Records of document pages and text =
....

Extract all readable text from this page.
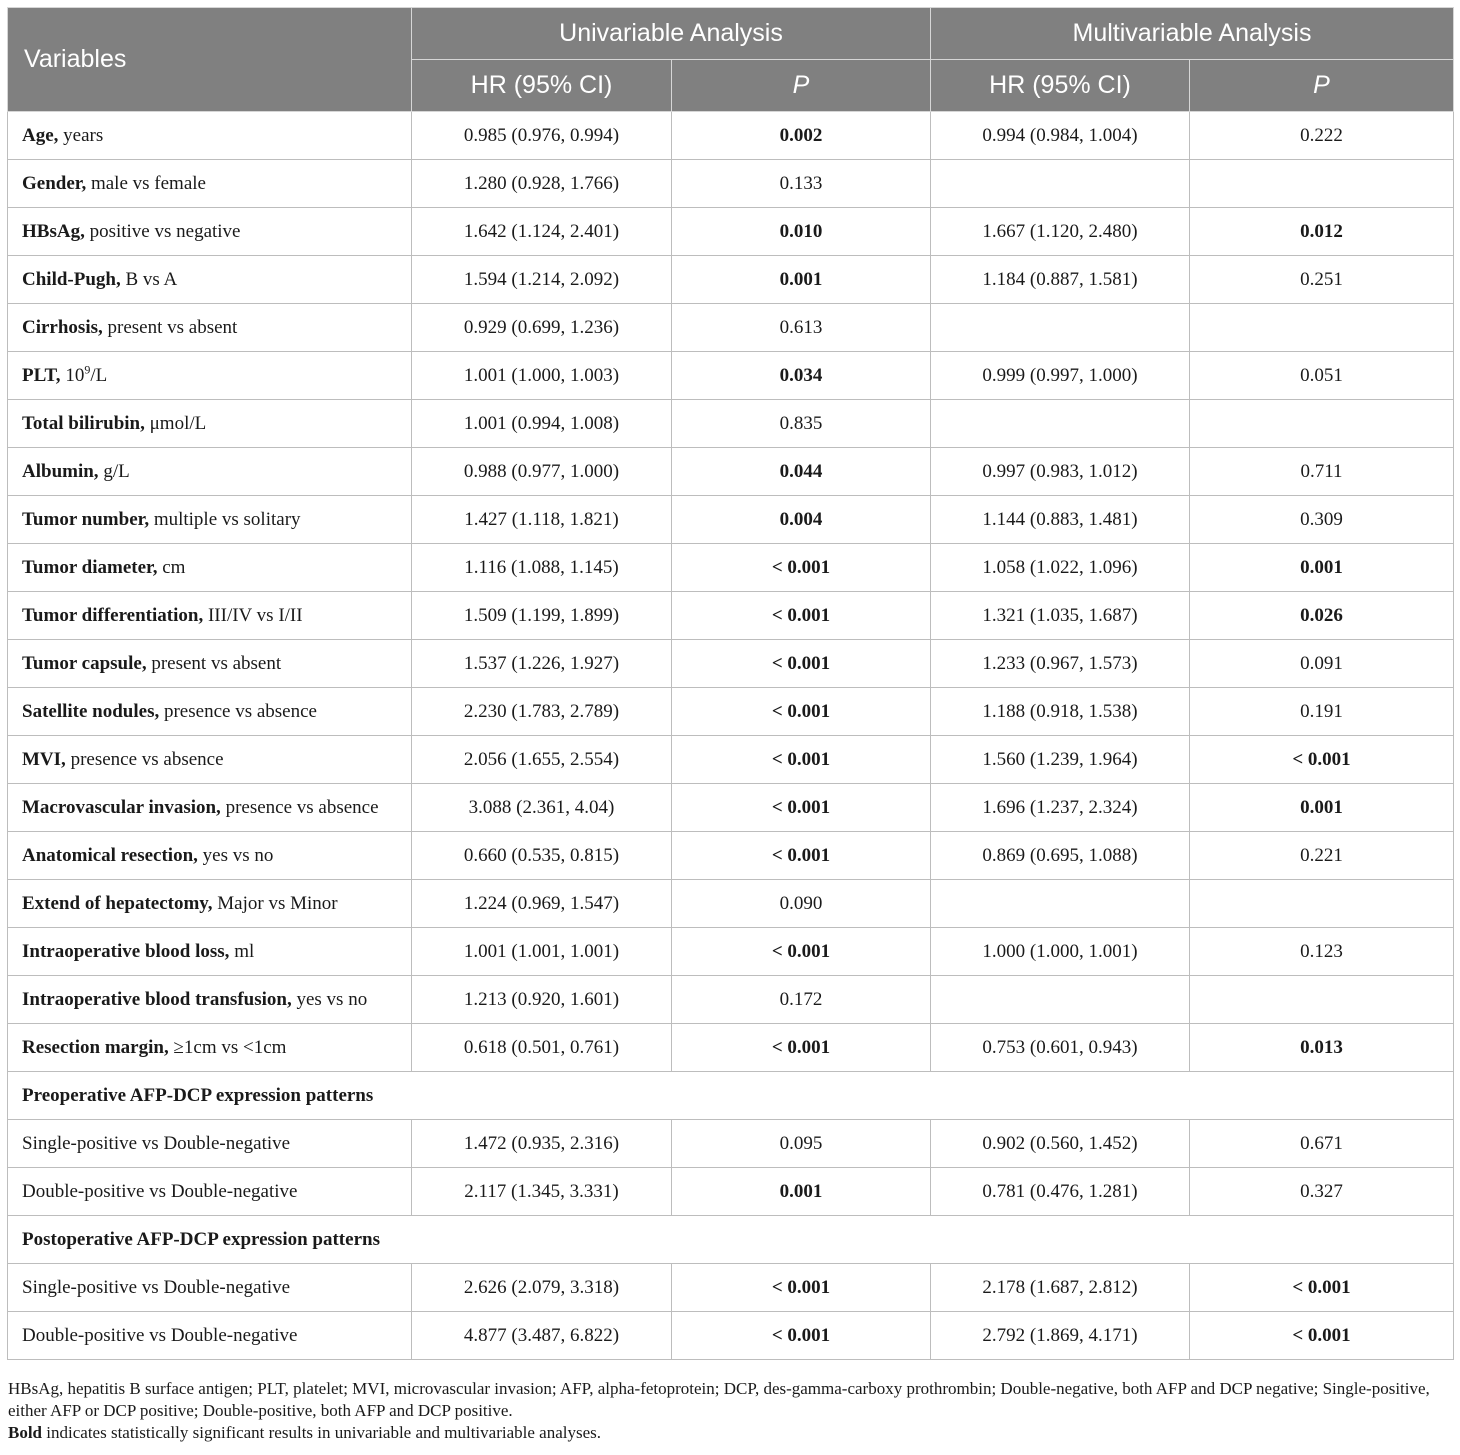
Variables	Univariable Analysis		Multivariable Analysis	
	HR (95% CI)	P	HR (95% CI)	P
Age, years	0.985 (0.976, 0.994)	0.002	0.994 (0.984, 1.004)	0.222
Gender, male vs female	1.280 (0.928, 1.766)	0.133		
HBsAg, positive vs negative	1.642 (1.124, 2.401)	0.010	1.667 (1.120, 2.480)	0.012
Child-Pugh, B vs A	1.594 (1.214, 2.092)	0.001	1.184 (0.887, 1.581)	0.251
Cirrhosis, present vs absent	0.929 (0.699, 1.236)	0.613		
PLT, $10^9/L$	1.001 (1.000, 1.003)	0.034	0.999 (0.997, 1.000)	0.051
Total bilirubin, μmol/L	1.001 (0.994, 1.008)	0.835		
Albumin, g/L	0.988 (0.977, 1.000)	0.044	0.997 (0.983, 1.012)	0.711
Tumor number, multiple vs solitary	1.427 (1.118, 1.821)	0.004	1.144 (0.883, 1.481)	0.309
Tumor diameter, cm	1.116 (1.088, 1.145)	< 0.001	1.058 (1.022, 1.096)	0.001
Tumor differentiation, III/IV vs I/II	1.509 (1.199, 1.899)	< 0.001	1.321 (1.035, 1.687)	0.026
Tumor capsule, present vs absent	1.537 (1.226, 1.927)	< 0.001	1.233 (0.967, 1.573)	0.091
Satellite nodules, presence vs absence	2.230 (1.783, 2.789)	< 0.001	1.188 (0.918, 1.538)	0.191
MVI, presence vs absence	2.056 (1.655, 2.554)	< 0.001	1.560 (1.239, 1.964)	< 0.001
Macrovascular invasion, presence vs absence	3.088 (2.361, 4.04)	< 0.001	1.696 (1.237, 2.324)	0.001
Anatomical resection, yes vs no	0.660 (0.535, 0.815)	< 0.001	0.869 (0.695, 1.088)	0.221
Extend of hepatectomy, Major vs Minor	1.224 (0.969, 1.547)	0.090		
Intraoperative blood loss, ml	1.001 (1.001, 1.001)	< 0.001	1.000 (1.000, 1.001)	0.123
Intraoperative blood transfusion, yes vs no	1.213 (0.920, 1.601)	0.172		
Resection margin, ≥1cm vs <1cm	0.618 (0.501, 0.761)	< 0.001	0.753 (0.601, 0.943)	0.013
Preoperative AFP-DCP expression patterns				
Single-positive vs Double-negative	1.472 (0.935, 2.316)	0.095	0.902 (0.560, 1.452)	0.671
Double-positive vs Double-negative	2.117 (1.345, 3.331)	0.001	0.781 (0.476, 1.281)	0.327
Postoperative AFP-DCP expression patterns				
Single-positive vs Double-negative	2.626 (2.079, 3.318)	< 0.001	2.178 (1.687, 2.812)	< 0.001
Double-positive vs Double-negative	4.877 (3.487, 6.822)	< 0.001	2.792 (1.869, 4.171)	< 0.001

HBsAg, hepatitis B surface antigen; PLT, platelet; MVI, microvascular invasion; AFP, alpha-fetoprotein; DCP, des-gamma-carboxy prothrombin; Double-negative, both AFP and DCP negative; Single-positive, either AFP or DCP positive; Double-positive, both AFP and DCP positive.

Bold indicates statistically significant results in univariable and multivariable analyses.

....

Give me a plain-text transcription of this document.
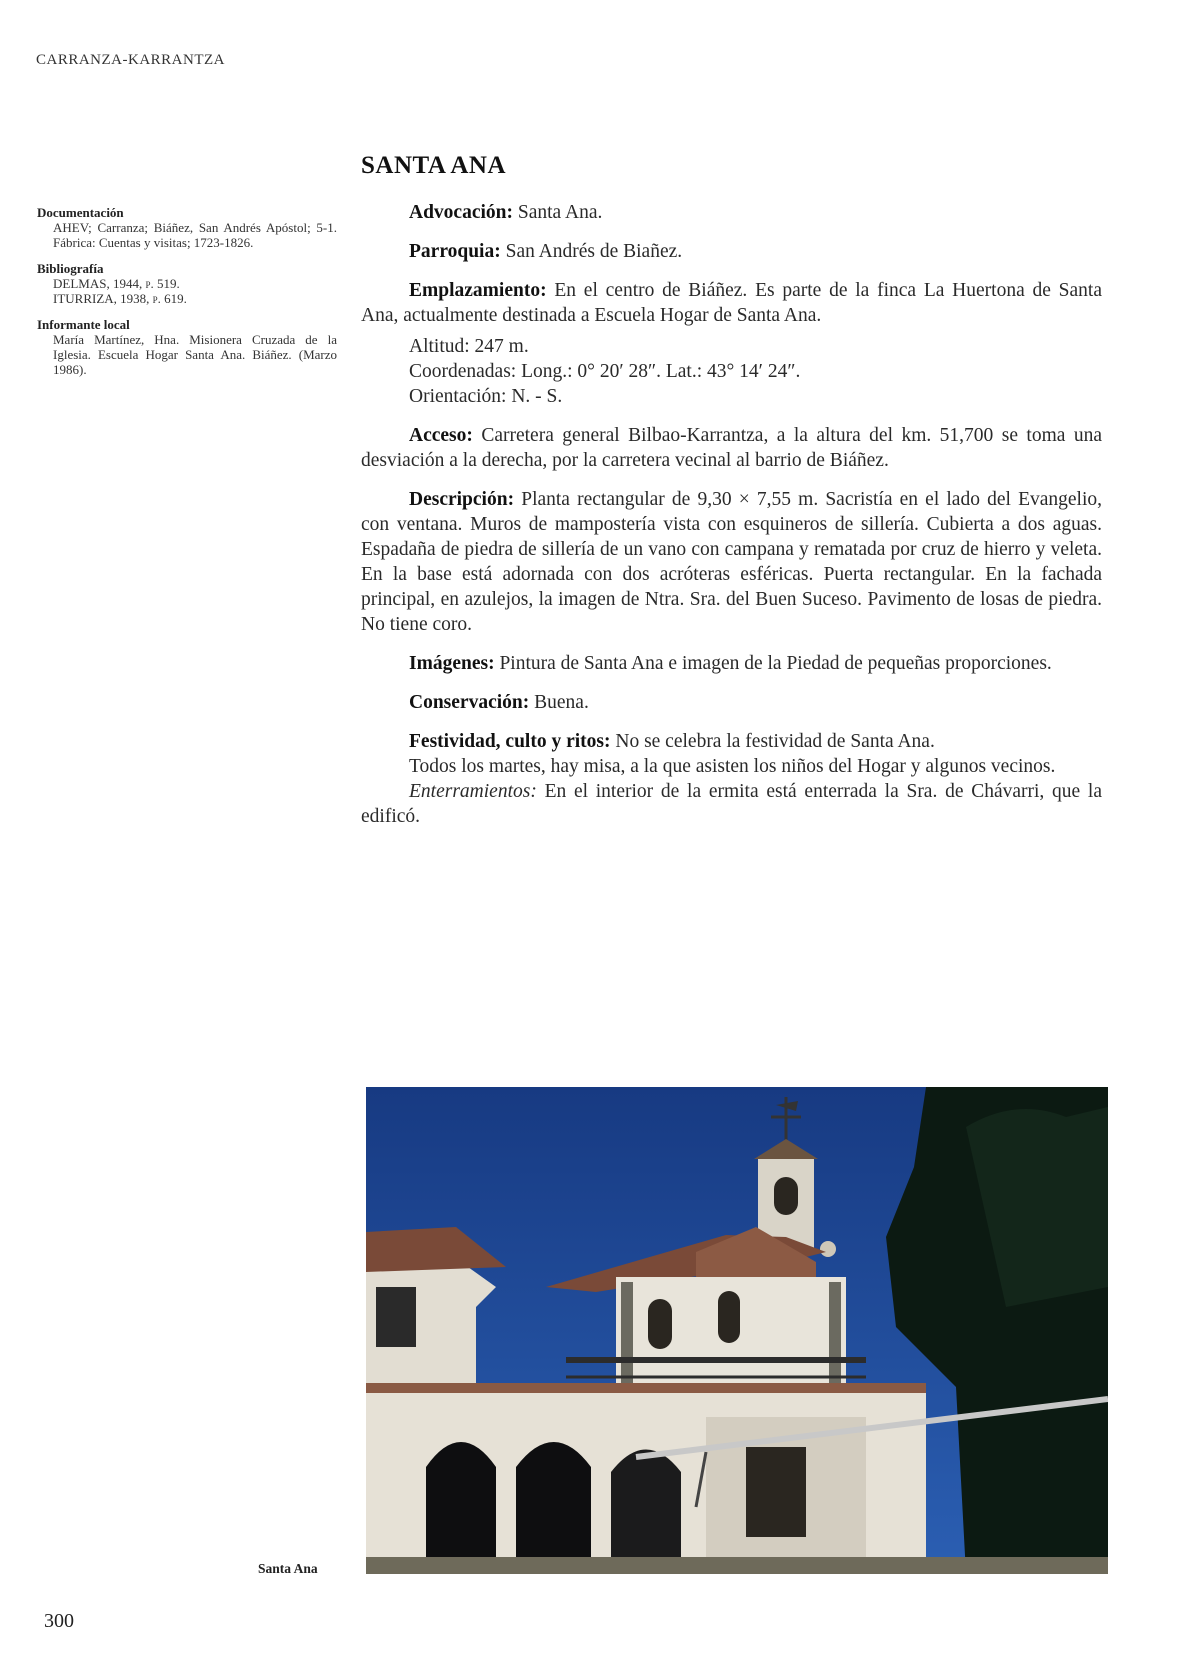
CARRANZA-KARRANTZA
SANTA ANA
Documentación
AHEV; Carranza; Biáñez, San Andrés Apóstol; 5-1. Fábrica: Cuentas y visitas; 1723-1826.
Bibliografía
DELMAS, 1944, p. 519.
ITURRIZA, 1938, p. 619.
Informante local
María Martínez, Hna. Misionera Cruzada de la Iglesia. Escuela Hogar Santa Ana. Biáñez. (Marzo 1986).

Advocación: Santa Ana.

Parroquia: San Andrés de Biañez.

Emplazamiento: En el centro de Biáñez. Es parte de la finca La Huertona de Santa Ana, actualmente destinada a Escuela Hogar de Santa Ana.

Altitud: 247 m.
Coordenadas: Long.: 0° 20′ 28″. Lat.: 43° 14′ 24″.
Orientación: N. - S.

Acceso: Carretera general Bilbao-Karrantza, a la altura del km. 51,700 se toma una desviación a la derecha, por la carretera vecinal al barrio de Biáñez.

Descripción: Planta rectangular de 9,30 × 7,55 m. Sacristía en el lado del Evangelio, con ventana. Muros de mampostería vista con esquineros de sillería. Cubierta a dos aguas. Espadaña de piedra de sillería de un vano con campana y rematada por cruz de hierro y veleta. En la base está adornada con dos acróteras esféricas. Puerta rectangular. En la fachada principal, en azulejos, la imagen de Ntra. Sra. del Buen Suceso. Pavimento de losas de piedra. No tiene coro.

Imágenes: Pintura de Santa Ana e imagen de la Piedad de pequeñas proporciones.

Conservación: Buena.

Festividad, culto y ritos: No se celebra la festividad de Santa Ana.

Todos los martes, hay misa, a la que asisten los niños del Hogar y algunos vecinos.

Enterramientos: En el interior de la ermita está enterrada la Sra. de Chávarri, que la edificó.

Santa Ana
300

....

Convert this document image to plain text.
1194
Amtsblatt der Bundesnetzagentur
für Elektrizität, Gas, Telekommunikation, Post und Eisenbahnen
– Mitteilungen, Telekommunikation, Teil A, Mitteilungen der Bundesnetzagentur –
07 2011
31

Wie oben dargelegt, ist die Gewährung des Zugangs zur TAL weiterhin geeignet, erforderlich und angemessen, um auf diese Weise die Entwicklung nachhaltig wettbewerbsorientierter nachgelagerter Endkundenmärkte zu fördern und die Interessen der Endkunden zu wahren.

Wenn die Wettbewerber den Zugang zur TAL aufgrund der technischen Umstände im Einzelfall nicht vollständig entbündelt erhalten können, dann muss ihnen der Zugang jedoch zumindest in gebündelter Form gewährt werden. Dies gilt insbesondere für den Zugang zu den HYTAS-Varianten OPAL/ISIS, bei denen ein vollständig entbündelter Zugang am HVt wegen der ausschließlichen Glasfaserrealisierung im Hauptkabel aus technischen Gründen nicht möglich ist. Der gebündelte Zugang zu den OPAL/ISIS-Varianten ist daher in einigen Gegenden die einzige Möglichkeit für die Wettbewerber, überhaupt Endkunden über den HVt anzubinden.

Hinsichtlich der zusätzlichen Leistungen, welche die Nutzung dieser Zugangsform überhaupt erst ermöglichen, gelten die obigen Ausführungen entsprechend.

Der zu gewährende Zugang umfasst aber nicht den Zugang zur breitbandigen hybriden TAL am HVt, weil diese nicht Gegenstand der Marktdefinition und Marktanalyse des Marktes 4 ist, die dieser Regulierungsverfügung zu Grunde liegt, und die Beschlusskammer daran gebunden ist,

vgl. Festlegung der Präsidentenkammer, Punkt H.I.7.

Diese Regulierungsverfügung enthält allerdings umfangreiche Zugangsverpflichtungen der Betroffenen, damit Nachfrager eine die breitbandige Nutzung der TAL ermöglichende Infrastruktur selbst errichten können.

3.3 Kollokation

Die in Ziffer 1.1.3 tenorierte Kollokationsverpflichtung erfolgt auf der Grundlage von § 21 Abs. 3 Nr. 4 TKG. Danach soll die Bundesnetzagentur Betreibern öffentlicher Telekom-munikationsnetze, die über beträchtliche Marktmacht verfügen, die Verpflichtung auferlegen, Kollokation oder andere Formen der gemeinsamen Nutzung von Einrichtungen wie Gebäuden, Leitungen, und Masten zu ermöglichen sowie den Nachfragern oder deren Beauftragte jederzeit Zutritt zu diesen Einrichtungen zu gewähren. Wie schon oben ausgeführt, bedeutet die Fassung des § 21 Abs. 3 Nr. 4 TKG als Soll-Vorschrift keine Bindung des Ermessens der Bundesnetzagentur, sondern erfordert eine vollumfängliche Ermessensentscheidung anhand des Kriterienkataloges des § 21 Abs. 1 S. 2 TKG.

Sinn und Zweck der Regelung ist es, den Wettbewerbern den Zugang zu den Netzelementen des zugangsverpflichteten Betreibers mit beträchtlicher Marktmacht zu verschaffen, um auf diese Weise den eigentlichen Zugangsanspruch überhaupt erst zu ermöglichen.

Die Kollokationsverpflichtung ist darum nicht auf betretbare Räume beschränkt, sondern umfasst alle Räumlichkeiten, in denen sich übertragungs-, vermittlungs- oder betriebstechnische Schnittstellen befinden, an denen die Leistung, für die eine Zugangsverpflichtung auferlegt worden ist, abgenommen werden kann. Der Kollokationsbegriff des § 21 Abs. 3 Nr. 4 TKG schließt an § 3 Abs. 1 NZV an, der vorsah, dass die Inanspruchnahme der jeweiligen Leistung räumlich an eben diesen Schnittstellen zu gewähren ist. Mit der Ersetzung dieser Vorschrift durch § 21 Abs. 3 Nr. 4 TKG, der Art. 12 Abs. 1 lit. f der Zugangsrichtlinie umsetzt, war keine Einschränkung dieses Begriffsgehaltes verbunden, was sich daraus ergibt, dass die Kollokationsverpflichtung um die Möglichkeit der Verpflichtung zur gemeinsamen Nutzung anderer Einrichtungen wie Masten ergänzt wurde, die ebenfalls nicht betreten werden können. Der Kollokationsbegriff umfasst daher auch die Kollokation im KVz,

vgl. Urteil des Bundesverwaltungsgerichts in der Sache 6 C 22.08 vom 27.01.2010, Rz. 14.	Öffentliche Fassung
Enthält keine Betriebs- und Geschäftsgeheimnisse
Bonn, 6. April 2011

....

Copy every line from the records above that contains the word "Intraoperative".

ANSWER SPACE =
Intraoperative blood loss, ml	1.001 (1.001, 1.001)	< 0.001	1.000 (1.000, 1.001)	0.123
Intraoperative blood transfusion, yes vs no	1.213 (0.920, 1.601)	0.172		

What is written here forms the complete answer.